GIVEN INFORMATION ::
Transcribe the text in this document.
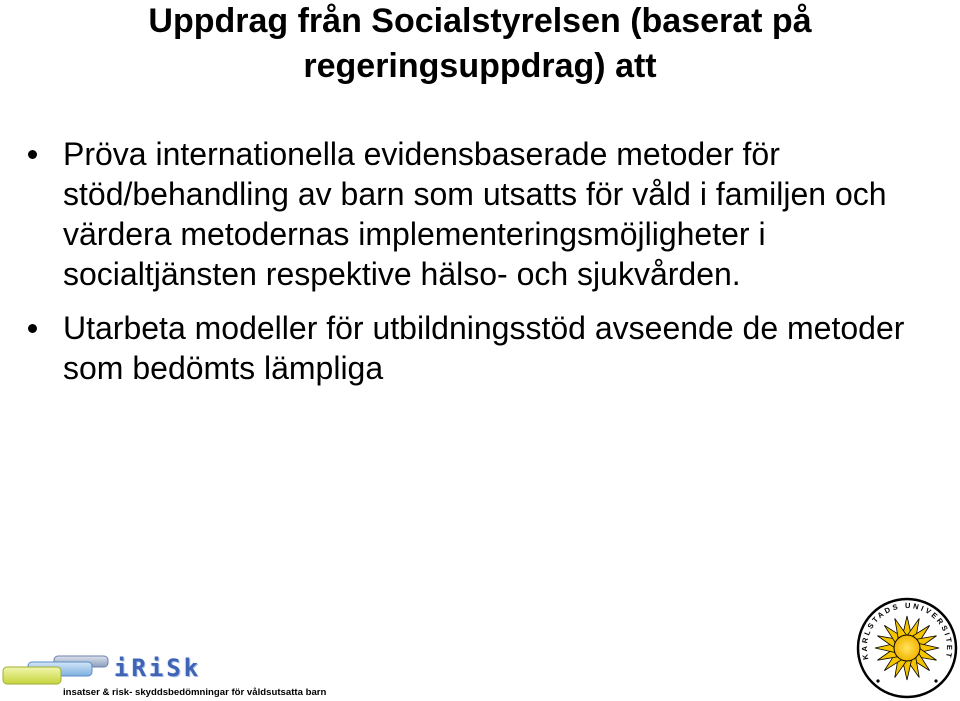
Uppdrag från Socialstyrelsen (baserat på regeringsuppdrag) att
Pröva internationella evidensbaserade metoder för
stöd/behandling av barn som utsatts för våld i familjen och
värdera metodernas implementeringsmöjligheter i
socialtjänsten respektive hälso- och sjukvården.
Utarbeta modeller för utbildningsstöd avseende de metoder
som bedömts lämpliga
iRiSk
insatser & risk- skyddsbedömningar för våldsutsatta barn
KARLSTADS UNIVERSITET
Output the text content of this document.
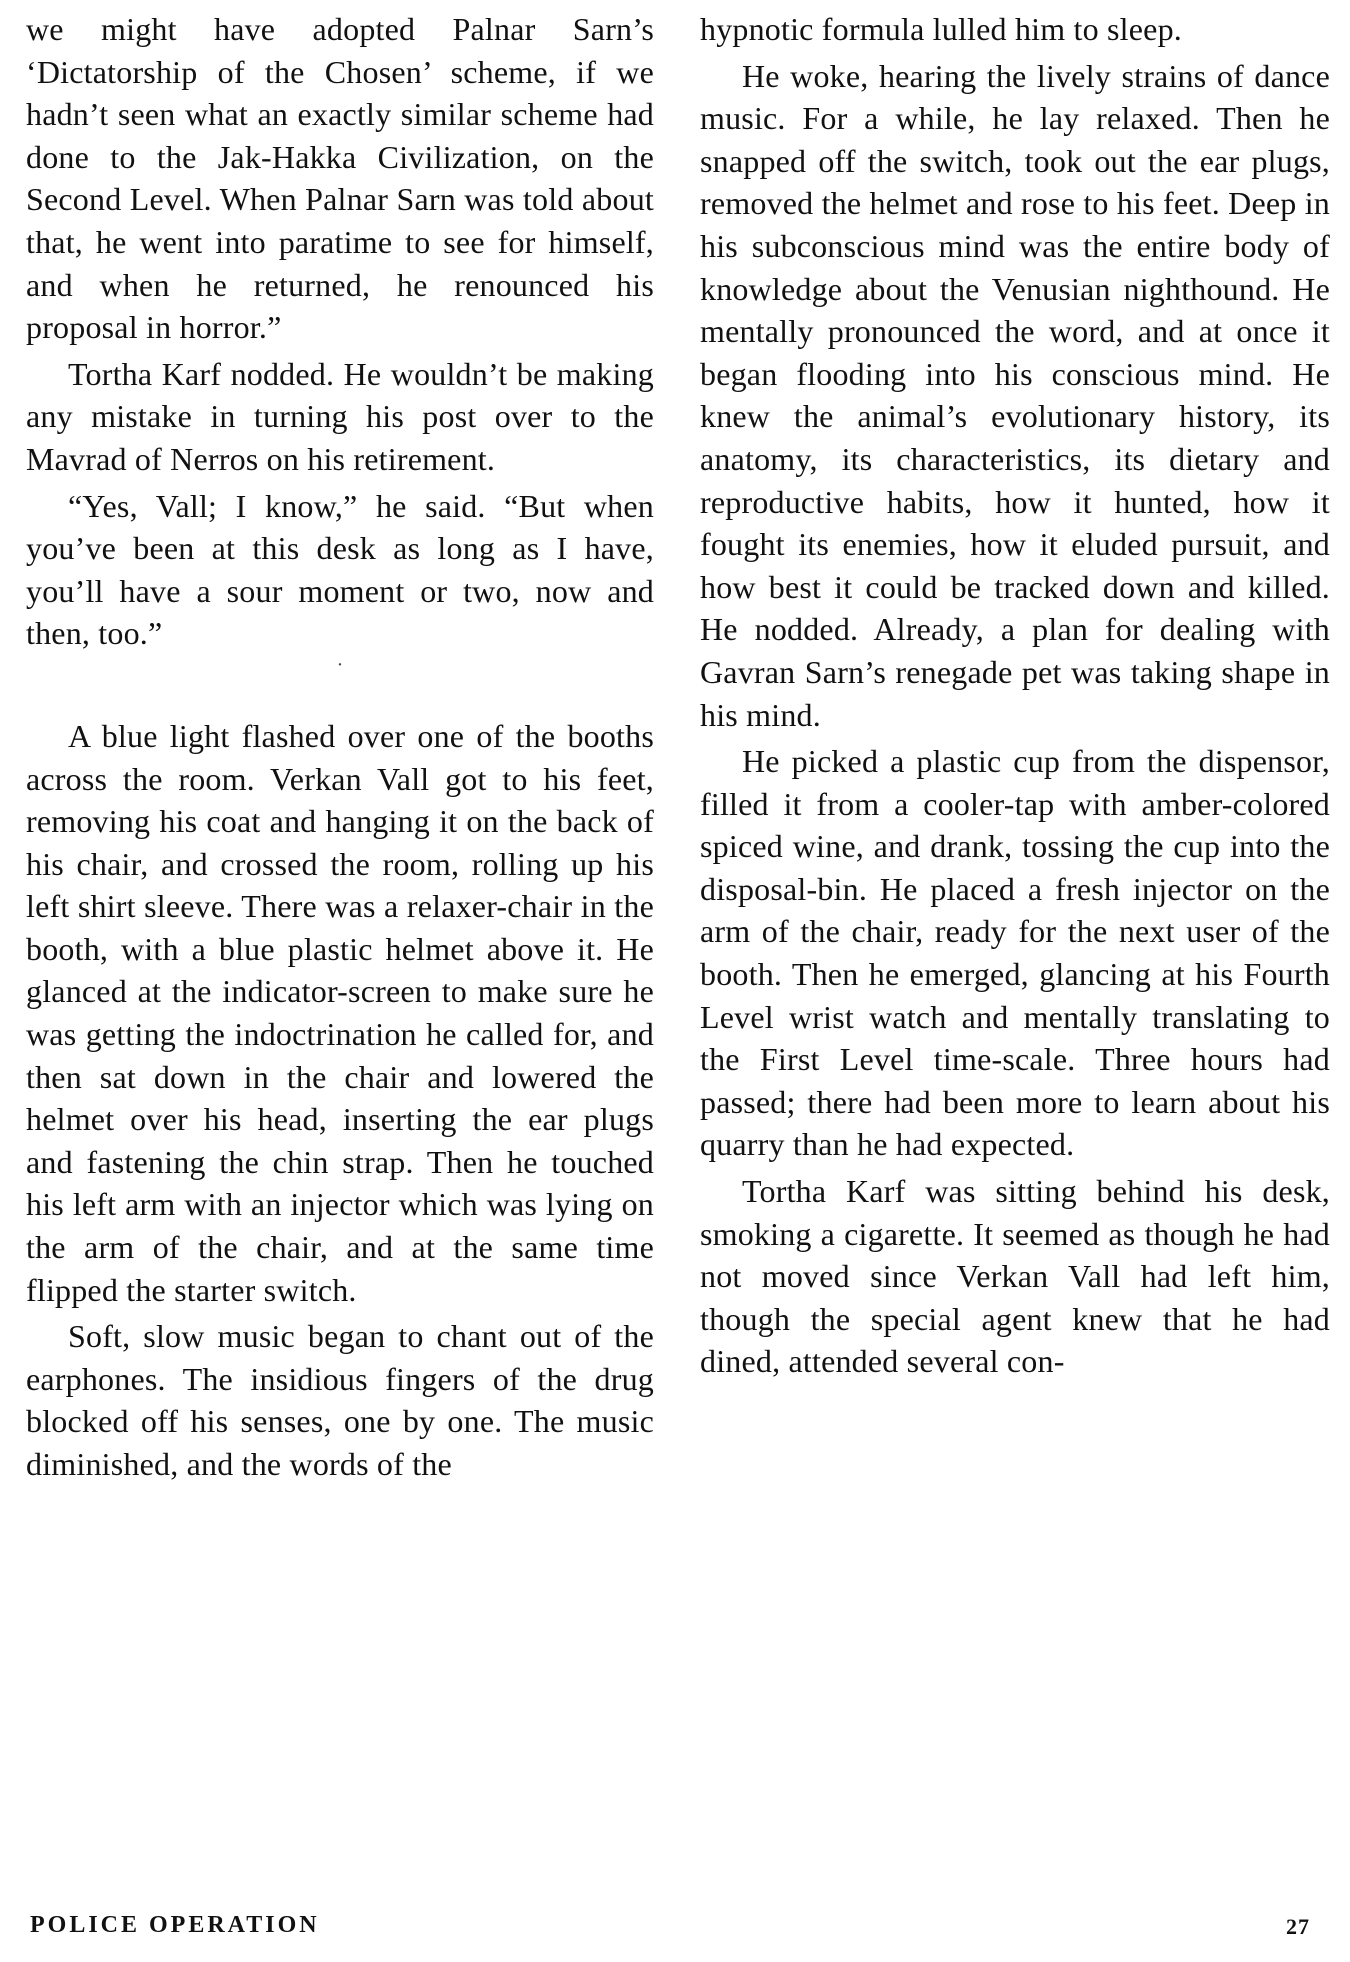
we might have adopted Palnar Sarn’s ‘Dictatorship of the Chosen’ scheme, if we hadn’t seen what an exactly similar scheme had done to the Jak-Hakka Civilization, on the Second Level. When Palnar Sarn was told about that, he went into paratime to see for himself, and when he returned, he renounced his proposal in horror.”

Tortha Karf nodded. He wouldn’t be making any mistake in turning his post over to the Mavrad of Nerros on his retirement.

“Yes, Vall; I know,” he said. “But when you’ve been at this desk as long as I have, you’ll have a sour moment or two, now and then, too.”

·

A blue light flashed over one of the booths across the room. Verkan Vall got to his feet, removing his coat and hanging it on the back of his chair, and crossed the room, rolling up his left shirt sleeve. There was a relaxer-chair in the booth, with a blue plastic helmet above it. He glanced at the indicator-screen to make sure he was getting the indoctrination he called for, and then sat down in the chair and lowered the helmet over his head, inserting the ear plugs and fastening the chin strap. Then he touched his left arm with an injector which was lying on the arm of the chair, and at the same time flipped the starter switch.

Soft, slow music began to chant out of the earphones. The insidious fingers of the drug blocked off his senses, one by one. The music diminished, and the words of the

hypnotic formula lulled him to sleep.

He woke, hearing the lively strains of dance music. For a while, he lay relaxed. Then he snapped off the switch, took out the ear plugs, removed the helmet and rose to his feet. Deep in his subconscious mind was the entire body of knowledge about the Venusian nighthound. He mentally pronounced the word, and at once it began flooding into his conscious mind. He knew the animal’s evolutionary history, its anatomy, its characteristics, its dietary and reproductive habits, how it hunted, how it fought its enemies, how it eluded pursuit, and how best it could be tracked down and killed. He nodded. Already, a plan for dealing with Gavran Sarn’s renegade pet was taking shape in his mind.

He picked a plastic cup from the dispensor, filled it from a cooler-tap with amber-colored spiced wine, and drank, tossing the cup into the disposal-bin. He placed a fresh injector on the arm of the chair, ready for the next user of the booth. Then he emerged, glancing at his Fourth Level wrist watch and mentally translating to the First Level time-scale. Three hours had passed; there had been more to learn about his quarry than he had expected.

Tortha Karf was sitting behind his desk, smoking a cigarette. It seemed as though he had not moved since Verkan Vall had left him, though the special agent knew that he had dined, attended several con-

POLICE OPERATION	27
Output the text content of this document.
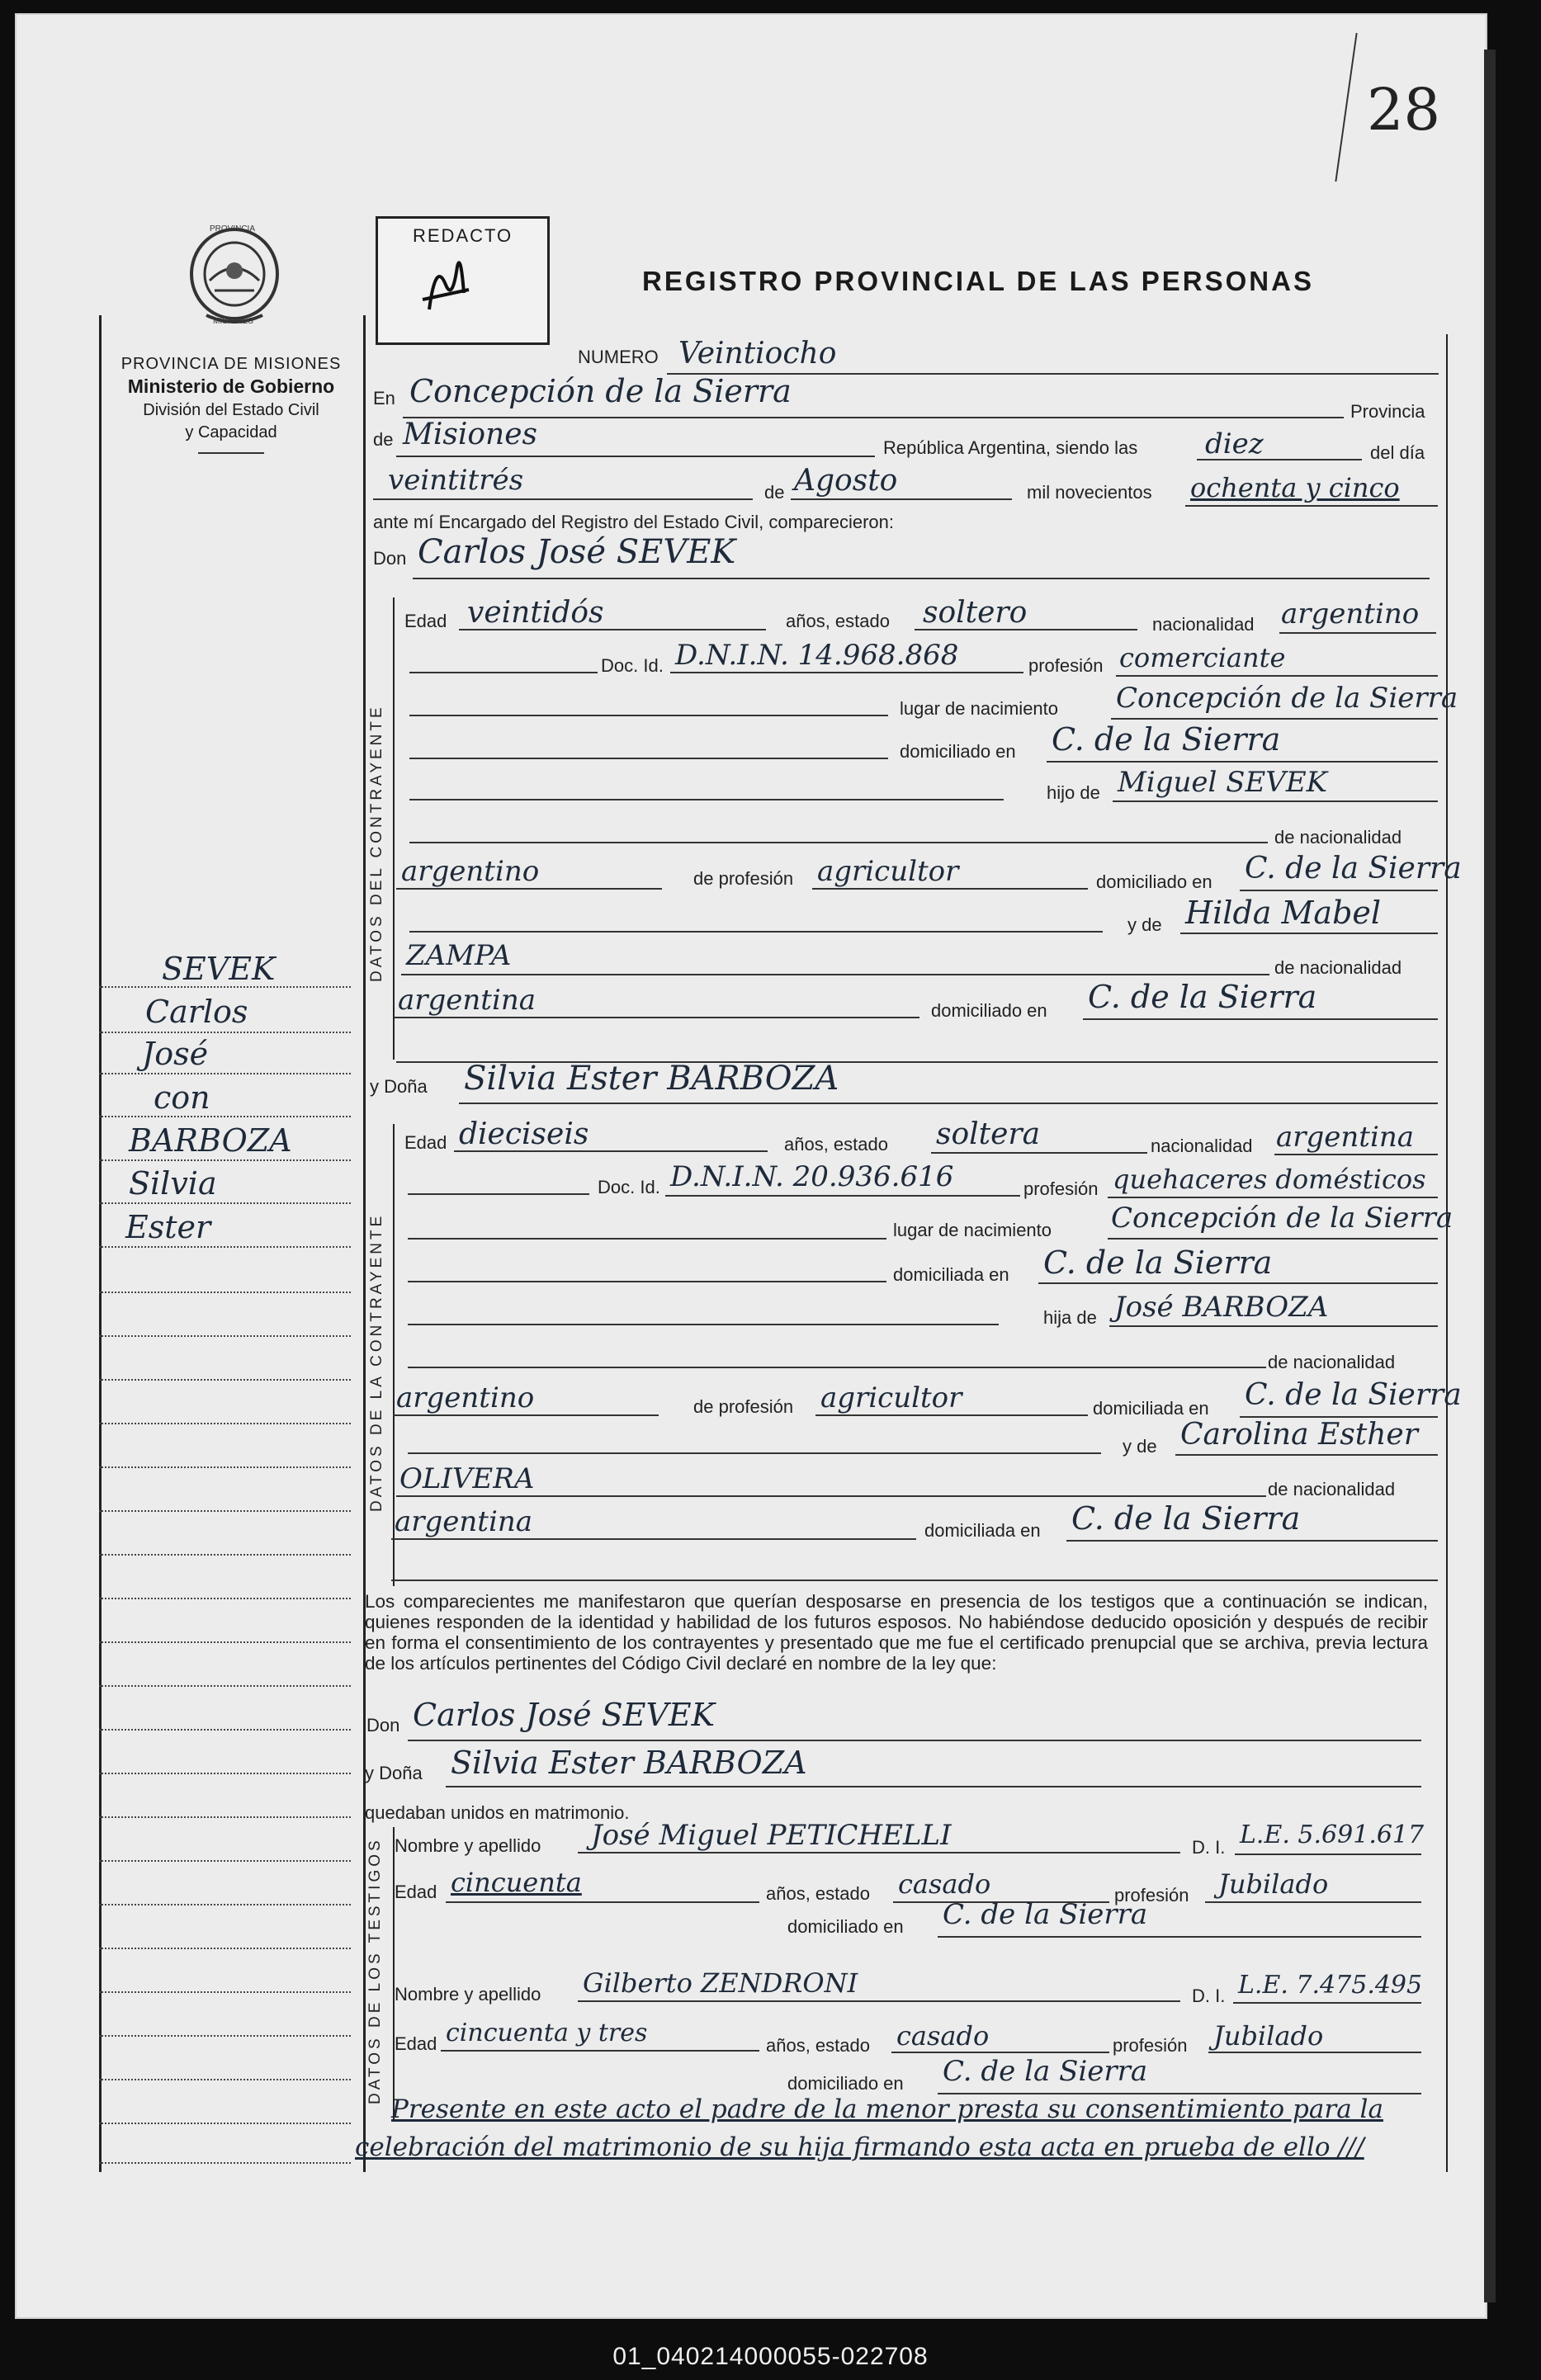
28
PROVINCIA
MISIONES
PROVINCIA DE MISIONES
Ministerio de Gobierno
División del Estado Civil
y Capacidad
REDACTO
REGISTRO PROVINCIAL DE LAS PERSONAS
SEVEK
Carlos
José
con
BARBOZA
Silvia
Ester
NUMERO Veintiocho
En Concepción de la Sierra
Provincia
de Misiones	República Argentina, siendo las diez	del día
veintitrés	de Agosto	mil novecientos ochenta y cinco
ante mí Encargado del Registro del Estado Civil, comparecieron:
Don Carlos José SEVEK
DATOS DEL CONTRAYENTE
Edad veintidós	años, estado soltero	nacionalidad argentino
Doc. Id. D.N.I.N. 14.968.868	profesión comerciante
lugar de nacimiento Concepción de la Sierra
domiciliado en C. de la Sierra
hijo de Miguel SEVEK
de nacionalidad
argentino	de profesión agricultor	domiciliado en C. de la Sierra
y de Hilda Mabel
ZAMPA	de nacionalidad
argentina	domiciliado en C. de la Sierra
y Doña Silvia Ester BARBOZA
DATOS DE LA CONTRAYENTE
Edad dieciseis	años, estado soltera	nacionalidad argentina
Doc. Id. D.N.I.N. 20.936.616	profesión quehaceres domésticos
lugar de nacimiento Concepción de la Sierra
domiciliada en C. de la Sierra
hija de José BARBOZA
de nacionalidad
argentino	de profesión agricultor	domiciliada en C. de la Sierra
y de Carolina Esther
OLIVERA	de nacionalidad
argentina	domiciliada en C. de la Sierra
Los comparecientes me manifestaron que querían desposarse en presencia de los testigos que a continuación se indican, quienes responden de la identidad y habilidad de los futuros esposos. No habiéndose deducido oposición y después de recibir en forma el consentimiento de los contrayentes y presentado que me fue el certificado prenupcial que se archiva, previa lectura de los artículos pertinentes del Código Civil declaré en nombre de la ley que:
Don Carlos José SEVEK
y Doña Silvia Ester BARBOZA
quedaban unidos en matrimonio.
DATOS DE LOS TESTIGOS Nombre y apellido José Miguel PETICHELLI	D. I. L.E. 5.691.617
Edad cincuenta	años, estado casado	profesión Jubilado
domiciliado en C. de la Sierra
Nombre y apellido Gilberto ZENDRONI	D. I. L.E. 7.475.495
Edad cincuenta y tres	años, estado casado	profesión Jubilado
domiciliado en C. de la Sierra
Presente en este acto el padre de la menor presta su consentimiento para la
celebración del matrimonio de su hija firmando esta acta en prueba de ello ///
01_040214000055-022708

EXERCISE TASK :: Make an exact copy of every record, pictures excluded.

RESULT FOR THIS TASK ::
Transcribe the text in this document.
Uppdrag från Socialstyrelsen (baserat på regeringsuppdrag) att
Pröva internationella evidensbaserade metoder för
stöd/behandling av barn som utsatts för våld i familjen och
värdera metodernas implementeringsmöjligheter i
socialtjänsten respektive hälso- och sjukvården.
Utarbeta modeller för utbildningsstöd avseende de metoder
som bedömts lämpliga
iRiSk
insatser & risk- skyddsbedömningar för våldsutsatta barn
KARLSTADS UNIVERSITET
Output the text content of this document.
we might have adopted Palnar Sarn’s ‘Dictatorship of the Chosen’ scheme, if we hadn’t seen what an exactly similar scheme had done to the Jak-Hakka Civilization, on the Second Level. When Palnar Sarn was told about that, he went into paratime to see for himself, and when he returned, he renounced his proposal in horror.”

Tortha Karf nodded. He wouldn’t be making any mistake in turning his post over to the Mavrad of Nerros on his retirement.

“Yes, Vall; I know,” he said. “But when you’ve been at this desk as long as I have, you’ll have a sour moment or two, now and then, too.”

·

A blue light flashed over one of the booths across the room. Verkan Vall got to his feet, removing his coat and hanging it on the back of his chair, and crossed the room, rolling up his left shirt sleeve. There was a relaxer-chair in the booth, with a blue plastic helmet above it. He glanced at the indicator-screen to make sure he was getting the indoctrination he called for, and then sat down in the chair and lowered the helmet over his head, inserting the ear plugs and fastening the chin strap. Then he touched his left arm with an injector which was lying on the arm of the chair, and at the same time flipped the starter switch.

Soft, slow music began to chant out of the earphones. The insidious fingers of the drug blocked off his senses, one by one. The music diminished, and the words of the

hypnotic formula lulled him to sleep.

He woke, hearing the lively strains of dance music. For a while, he lay relaxed. Then he snapped off the switch, took out the ear plugs, removed the helmet and rose to his feet. Deep in his subconscious mind was the entire body of knowledge about the Venusian nighthound. He mentally pronounced the word, and at once it began flooding into his conscious mind. He knew the animal’s evolutionary history, its anatomy, its characteristics, its dietary and reproductive habits, how it hunted, how it fought its enemies, how it eluded pursuit, and how best it could be tracked down and killed. He nodded. Already, a plan for dealing with Gavran Sarn’s renegade pet was taking shape in his mind.

He picked a plastic cup from the dispensor, filled it from a cooler-tap with amber-colored spiced wine, and drank, tossing the cup into the disposal-bin. He placed a fresh injector on the arm of the chair, ready for the next user of the booth. Then he emerged, glancing at his Fourth Level wrist watch and mentally translating to the First Level time-scale. Three hours had passed; there had been more to learn about his quarry than he had expected.

Tortha Karf was sitting behind his desk, smoking a cigarette. It seemed as though he had not moved since Verkan Vall had left him, though the special agent knew that he had dined, attended several con-

POLICE OPERATION	27
Output the text content of this document.
28
PROVINCIA
MISIONES
PROVINCIA DE MISIONES
Ministerio de Gobierno
División del Estado Civil
y Capacidad
REDACTO
REGISTRO PROVINCIAL DE LAS PERSONAS
SEVEK
Carlos
José
con
BARBOZA
Silvia
Ester
NUMERO Veintiocho
En Concepción de la Sierra
Provincia
de Misiones	República Argentina, siendo las diez	del día
veintitrés	de Agosto	mil novecientos ochenta y cinco
ante mí Encargado del Registro del Estado Civil, comparecieron:
Don Carlos José SEVEK
DATOS DEL CONTRAYENTE
Edad veintidós	años, estado soltero	nacionalidad argentino
Doc. Id. D.N.I.N. 14.968.868	profesión comerciante
lugar de nacimiento Concepción de la Sierra
domiciliado en C. de la Sierra
hijo de Miguel SEVEK
de nacionalidad
argentino	de profesión agricultor	domiciliado en C. de la Sierra
y de Hilda Mabel
ZAMPA	de nacionalidad
argentina	domiciliado en C. de la Sierra
y Doña Silvia Ester BARBOZA
DATOS DE LA CONTRAYENTE
Edad dieciseis	años, estado soltera	nacionalidad argentina
Doc. Id. D.N.I.N. 20.936.616	profesión quehaceres domésticos
lugar de nacimiento Concepción de la Sierra
domiciliada en C. de la Sierra
hija de José BARBOZA
de nacionalidad
argentino	de profesión agricultor	domiciliada en C. de la Sierra
y de Carolina Esther
OLIVERA	de nacionalidad
argentina	domiciliada en C. de la Sierra
Los comparecientes me manifestaron que querían desposarse en presencia de los testigos que a continuación se indican, quienes responden de la identidad y habilidad de los futuros esposos. No habiéndose deducido oposición y después de recibir en forma el consentimiento de los contrayentes y presentado que me fue el certificado prenupcial que se archiva, previa lectura de los artículos pertinentes del Código Civil declaré en nombre de la ley que:
Don Carlos José SEVEK
y Doña Silvia Ester BARBOZA
quedaban unidos en matrimonio.
DATOS DE LOS TESTIGOS Nombre y apellido José Miguel PETICHELLI	D. I. L.E. 5.691.617
Edad cincuenta	años, estado casado	profesión Jubilado
domiciliado en C. de la Sierra
Nombre y apellido Gilberto ZENDRONI	D. I. L.E. 7.475.495
Edad cincuenta y tres	años, estado casado	profesión Jubilado
domiciliado en C. de la Sierra
Presente en este acto el padre de la menor presta su consentimiento para la
celebración del matrimonio de su hija firmando esta acta en prueba de ello ///
01_040214000055-022708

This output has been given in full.